-- START OF RECORDED INFORMATION --
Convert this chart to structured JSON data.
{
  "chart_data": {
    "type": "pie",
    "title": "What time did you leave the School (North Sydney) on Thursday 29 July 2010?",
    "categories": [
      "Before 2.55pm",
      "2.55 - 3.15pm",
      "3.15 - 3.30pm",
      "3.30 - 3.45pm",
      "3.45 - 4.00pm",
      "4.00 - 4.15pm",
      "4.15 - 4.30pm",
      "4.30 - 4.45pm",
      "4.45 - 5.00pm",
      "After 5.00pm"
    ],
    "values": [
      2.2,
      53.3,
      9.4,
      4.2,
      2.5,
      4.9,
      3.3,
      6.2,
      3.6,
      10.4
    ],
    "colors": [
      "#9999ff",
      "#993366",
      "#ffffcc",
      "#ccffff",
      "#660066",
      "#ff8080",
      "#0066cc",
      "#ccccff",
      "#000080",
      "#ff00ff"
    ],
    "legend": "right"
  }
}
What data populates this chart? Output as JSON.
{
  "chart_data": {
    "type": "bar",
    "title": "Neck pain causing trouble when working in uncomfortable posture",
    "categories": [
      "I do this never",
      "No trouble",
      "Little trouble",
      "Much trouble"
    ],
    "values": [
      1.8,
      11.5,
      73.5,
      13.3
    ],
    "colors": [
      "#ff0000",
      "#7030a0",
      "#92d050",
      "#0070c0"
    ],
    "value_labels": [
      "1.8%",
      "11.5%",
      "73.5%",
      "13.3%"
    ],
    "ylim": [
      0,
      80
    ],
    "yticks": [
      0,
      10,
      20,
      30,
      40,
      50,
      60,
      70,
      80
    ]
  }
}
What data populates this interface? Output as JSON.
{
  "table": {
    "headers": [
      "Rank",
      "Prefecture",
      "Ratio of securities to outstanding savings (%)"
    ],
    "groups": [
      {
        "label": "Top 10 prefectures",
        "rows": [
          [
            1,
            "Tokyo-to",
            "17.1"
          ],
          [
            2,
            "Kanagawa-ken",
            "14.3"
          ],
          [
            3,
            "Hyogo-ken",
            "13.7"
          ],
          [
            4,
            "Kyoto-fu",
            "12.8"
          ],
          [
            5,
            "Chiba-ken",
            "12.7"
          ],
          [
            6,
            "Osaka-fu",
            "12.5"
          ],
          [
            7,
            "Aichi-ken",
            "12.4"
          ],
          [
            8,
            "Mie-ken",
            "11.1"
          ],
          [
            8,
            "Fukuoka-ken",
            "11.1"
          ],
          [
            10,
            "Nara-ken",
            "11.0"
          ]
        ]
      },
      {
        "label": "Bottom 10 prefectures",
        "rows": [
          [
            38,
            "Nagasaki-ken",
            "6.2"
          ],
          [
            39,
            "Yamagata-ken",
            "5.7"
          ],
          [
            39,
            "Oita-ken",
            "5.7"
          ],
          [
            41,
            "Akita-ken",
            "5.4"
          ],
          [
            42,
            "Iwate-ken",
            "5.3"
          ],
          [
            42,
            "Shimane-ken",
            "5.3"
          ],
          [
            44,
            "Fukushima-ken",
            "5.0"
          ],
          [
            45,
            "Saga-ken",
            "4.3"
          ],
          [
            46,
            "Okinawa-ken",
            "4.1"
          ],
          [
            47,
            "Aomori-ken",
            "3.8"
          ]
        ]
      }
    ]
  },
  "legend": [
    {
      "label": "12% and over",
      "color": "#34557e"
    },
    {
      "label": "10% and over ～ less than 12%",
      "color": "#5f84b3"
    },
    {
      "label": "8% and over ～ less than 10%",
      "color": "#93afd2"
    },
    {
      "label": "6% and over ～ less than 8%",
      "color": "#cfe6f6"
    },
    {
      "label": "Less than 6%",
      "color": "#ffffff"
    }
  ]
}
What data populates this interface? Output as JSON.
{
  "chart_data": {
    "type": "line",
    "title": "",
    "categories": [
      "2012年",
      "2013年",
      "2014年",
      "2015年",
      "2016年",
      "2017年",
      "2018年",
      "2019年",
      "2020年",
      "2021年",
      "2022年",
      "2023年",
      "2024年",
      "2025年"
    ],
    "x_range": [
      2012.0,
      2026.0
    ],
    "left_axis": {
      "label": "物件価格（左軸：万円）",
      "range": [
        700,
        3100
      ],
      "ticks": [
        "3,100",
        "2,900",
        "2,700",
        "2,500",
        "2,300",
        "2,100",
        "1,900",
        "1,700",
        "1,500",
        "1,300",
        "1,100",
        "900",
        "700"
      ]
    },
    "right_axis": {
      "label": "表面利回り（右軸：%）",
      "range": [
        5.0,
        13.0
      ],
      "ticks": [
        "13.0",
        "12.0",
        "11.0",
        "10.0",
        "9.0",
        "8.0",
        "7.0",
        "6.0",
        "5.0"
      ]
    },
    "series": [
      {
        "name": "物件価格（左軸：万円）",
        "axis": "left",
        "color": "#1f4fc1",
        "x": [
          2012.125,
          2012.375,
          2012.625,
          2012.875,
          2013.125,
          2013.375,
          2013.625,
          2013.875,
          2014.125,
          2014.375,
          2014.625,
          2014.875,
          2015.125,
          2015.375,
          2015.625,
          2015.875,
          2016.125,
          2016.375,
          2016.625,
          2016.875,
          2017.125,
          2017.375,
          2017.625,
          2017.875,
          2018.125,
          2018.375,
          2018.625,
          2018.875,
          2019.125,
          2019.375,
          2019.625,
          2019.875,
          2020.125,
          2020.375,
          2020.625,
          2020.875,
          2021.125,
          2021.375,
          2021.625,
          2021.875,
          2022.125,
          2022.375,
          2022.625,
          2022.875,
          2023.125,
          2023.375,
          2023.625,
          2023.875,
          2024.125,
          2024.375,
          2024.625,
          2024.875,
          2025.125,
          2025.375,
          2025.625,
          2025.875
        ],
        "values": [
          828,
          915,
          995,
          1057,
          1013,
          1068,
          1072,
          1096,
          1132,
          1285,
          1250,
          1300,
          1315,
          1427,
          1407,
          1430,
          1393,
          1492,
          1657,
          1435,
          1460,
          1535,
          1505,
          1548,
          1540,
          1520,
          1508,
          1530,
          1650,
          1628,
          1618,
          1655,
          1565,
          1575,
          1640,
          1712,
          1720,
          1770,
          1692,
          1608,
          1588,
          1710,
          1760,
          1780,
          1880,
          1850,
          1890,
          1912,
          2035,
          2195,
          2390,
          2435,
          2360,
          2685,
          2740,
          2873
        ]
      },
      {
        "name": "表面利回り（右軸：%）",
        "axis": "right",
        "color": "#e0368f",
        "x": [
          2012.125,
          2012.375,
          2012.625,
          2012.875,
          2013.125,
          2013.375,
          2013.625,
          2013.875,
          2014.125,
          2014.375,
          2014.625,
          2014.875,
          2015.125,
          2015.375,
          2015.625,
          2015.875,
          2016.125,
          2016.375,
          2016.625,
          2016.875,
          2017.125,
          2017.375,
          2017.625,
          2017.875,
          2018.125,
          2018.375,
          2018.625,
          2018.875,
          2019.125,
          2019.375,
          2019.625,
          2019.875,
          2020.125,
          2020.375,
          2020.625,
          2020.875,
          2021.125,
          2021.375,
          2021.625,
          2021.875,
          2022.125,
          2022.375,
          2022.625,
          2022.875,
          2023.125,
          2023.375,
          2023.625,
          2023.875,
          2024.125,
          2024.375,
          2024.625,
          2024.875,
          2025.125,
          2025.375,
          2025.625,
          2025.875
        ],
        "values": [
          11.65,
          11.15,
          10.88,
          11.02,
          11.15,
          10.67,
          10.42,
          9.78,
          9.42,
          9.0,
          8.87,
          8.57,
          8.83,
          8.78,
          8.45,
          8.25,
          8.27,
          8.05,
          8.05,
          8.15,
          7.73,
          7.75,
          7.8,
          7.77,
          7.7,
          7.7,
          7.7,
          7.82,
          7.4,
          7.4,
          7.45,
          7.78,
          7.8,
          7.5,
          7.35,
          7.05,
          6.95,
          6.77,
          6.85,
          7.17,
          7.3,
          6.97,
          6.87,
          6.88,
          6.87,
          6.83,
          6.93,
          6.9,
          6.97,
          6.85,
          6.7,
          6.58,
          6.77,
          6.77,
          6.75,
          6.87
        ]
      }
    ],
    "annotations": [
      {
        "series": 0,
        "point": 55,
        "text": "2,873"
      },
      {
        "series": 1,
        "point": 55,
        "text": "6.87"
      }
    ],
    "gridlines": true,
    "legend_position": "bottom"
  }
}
-- END OF RECORDED INFORMATION --
**WHAT YOU HAVE TO DO:**
How many lines of the data hold the string "this"? Reply with the number alone.

**RESPONSE:**
5